* Begin *

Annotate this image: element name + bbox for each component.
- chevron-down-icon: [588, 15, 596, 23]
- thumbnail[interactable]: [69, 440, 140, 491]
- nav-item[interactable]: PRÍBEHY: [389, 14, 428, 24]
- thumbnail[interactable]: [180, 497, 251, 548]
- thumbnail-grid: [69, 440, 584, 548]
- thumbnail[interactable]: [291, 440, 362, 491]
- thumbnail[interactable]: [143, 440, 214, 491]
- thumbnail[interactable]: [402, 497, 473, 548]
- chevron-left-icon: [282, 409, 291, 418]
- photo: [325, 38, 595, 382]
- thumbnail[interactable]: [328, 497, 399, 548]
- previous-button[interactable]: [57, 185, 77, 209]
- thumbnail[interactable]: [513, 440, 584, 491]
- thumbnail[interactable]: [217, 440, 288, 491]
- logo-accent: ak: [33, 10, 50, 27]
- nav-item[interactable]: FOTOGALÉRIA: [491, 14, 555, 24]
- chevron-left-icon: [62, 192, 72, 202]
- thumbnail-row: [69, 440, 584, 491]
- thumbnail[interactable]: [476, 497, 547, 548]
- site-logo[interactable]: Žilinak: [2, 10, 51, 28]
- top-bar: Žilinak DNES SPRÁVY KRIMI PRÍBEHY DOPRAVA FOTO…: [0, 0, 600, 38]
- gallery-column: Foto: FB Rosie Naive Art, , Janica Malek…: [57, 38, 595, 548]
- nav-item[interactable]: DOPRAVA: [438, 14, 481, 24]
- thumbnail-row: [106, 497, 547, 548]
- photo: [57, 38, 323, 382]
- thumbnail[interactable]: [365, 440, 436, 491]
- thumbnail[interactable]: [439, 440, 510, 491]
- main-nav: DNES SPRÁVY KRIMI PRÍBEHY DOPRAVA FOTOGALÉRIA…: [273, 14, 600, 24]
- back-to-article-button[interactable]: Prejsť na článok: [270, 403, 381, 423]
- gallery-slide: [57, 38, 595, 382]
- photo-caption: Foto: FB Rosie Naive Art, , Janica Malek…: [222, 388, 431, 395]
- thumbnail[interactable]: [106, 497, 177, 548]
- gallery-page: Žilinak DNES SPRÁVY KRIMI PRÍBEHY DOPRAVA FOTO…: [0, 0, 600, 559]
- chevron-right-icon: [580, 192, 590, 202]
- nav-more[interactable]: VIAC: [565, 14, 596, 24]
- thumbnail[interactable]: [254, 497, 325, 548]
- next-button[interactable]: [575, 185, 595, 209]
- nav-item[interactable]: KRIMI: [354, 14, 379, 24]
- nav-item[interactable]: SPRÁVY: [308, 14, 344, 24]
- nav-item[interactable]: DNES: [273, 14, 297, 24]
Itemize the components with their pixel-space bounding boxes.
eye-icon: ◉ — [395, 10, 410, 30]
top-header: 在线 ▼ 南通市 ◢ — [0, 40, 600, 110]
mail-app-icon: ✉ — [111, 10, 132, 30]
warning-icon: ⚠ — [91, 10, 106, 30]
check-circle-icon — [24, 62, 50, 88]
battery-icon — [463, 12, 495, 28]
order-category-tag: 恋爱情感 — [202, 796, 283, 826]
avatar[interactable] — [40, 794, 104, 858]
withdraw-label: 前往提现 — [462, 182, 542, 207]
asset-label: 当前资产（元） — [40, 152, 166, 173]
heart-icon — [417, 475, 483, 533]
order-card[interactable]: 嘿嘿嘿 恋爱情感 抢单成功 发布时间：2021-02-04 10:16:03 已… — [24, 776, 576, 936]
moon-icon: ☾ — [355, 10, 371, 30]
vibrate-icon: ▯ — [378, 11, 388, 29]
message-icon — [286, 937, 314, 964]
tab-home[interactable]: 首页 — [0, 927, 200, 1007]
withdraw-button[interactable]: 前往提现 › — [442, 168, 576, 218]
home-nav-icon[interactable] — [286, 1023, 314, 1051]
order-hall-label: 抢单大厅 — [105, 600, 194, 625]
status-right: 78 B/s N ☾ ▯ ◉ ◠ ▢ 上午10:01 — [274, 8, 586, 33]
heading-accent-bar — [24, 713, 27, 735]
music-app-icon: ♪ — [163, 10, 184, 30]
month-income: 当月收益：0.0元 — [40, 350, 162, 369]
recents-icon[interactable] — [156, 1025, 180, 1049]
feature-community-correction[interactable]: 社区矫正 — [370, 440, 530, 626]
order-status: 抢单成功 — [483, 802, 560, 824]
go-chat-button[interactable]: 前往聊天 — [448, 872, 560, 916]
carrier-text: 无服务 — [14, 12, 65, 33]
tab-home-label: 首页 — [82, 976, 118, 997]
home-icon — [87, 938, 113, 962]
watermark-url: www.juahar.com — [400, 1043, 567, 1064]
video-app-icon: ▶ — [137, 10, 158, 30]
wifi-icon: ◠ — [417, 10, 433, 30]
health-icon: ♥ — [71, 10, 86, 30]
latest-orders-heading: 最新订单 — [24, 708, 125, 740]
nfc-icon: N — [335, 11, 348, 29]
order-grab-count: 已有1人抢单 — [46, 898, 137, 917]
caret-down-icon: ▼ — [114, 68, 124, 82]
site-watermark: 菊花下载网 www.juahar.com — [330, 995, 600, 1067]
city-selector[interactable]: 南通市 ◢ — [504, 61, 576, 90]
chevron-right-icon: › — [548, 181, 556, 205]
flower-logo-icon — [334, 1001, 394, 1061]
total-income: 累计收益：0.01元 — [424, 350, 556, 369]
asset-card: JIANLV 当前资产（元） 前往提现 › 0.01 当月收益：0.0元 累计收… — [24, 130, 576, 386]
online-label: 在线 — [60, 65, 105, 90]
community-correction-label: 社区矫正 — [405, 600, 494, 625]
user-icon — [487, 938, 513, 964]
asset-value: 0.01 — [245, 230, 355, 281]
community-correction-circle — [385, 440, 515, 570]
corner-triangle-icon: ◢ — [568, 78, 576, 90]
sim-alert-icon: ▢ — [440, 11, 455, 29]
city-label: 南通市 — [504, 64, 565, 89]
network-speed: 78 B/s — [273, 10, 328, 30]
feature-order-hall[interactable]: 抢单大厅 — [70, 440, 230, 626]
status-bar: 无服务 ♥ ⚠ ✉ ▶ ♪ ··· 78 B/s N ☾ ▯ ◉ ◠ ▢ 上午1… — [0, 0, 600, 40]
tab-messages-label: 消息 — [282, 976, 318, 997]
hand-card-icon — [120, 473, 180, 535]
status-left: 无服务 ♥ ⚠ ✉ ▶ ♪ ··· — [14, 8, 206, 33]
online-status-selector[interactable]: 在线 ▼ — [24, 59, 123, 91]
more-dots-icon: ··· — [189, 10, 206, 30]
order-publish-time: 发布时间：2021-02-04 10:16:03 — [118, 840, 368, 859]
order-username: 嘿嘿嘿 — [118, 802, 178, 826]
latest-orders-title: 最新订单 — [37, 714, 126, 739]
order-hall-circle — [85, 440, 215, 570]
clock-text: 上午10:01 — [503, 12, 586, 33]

* End *

EXERCISE DETAILS | Copy every row above that contains the string "juahar".

CORRECT RESPONSE |
watermark-url: www.juahar.com — [400, 1043, 567, 1064]
site-watermark: 菊花下载网 www.juahar.com — [330, 995, 600, 1067]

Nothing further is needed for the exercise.